— start —

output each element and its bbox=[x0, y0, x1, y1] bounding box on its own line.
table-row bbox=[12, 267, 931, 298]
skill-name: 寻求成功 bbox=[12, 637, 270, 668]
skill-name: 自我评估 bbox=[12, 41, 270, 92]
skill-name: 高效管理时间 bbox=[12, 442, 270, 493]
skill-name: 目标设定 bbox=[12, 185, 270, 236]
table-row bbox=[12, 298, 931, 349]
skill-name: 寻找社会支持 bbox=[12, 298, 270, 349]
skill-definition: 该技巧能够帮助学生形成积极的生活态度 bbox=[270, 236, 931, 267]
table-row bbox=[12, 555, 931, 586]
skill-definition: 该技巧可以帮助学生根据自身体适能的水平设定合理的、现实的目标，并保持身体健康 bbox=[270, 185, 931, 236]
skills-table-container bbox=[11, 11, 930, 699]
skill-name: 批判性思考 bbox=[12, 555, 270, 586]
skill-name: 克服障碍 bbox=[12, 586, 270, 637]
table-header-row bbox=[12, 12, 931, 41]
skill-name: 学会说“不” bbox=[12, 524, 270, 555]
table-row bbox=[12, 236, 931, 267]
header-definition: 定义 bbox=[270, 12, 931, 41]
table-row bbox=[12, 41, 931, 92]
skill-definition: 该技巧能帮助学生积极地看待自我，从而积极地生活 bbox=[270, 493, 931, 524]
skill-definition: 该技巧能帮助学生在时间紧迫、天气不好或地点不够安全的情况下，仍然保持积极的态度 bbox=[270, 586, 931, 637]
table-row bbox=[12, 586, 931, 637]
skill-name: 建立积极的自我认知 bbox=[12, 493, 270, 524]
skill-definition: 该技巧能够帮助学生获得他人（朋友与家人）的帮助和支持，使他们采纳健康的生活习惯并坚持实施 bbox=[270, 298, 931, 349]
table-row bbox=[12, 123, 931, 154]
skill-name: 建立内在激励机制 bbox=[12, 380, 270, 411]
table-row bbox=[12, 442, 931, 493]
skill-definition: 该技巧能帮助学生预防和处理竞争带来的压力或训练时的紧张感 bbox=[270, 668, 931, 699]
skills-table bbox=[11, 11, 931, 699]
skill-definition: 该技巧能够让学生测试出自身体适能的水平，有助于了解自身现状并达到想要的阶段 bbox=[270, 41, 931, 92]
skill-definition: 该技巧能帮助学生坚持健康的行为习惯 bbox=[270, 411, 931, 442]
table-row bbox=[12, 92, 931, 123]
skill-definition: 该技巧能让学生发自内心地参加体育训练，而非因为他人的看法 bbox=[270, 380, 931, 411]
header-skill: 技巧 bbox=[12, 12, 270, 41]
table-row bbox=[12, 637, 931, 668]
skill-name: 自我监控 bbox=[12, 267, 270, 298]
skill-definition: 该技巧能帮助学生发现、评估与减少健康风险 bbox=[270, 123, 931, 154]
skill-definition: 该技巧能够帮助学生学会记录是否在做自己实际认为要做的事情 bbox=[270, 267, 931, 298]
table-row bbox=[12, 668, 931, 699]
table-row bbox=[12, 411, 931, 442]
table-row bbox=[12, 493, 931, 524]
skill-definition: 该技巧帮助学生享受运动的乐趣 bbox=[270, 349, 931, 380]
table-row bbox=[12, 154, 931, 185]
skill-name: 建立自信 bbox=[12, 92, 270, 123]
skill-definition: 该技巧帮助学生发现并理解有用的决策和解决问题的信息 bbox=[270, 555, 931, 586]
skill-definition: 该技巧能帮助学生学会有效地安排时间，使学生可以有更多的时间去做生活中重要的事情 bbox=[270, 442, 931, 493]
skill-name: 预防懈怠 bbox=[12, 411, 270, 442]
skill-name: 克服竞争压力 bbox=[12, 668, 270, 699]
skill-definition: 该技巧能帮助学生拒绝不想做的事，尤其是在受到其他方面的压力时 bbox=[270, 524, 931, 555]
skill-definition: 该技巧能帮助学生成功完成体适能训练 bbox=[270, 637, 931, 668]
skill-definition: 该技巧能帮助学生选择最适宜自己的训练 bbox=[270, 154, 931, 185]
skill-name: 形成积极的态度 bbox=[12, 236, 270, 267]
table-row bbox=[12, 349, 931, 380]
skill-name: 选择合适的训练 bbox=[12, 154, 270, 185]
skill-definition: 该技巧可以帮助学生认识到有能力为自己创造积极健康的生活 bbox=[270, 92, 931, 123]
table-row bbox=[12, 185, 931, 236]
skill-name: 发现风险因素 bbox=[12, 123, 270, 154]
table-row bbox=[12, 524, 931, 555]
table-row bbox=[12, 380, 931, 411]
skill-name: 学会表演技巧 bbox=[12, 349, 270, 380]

— end —

The task => Retype the stretch of the records above from their first line through the line that contains "header-definition: 定义 bbox=[270, 12, 931, 41]", keeping every character unchanged.

Expected answer =>
output each element and its bbox=[x0, y0, x1, y1] bounding box on its own line.
table-row bbox=[12, 267, 931, 298]
skill-name: 寻求成功 bbox=[12, 637, 270, 668]
skill-name: 自我评估 bbox=[12, 41, 270, 92]
skill-name: 高效管理时间 bbox=[12, 442, 270, 493]
skill-name: 目标设定 bbox=[12, 185, 270, 236]
table-row bbox=[12, 298, 931, 349]
skill-name: 寻找社会支持 bbox=[12, 298, 270, 349]
skill-definition: 该技巧能够帮助学生形成积极的生活态度 bbox=[270, 236, 931, 267]
table-row bbox=[12, 555, 931, 586]
skill-definition: 该技巧可以帮助学生根据自身体适能的水平设定合理的、现实的目标，并保持身体健康 bbox=[270, 185, 931, 236]
skills-table-container bbox=[11, 11, 930, 699]
skill-name: 批判性思考 bbox=[12, 555, 270, 586]
skill-name: 克服障碍 bbox=[12, 586, 270, 637]
table-header-row bbox=[12, 12, 931, 41]
skill-name: 学会说“不” bbox=[12, 524, 270, 555]
table-row bbox=[12, 236, 931, 267]
header-definition: 定义 bbox=[270, 12, 931, 41]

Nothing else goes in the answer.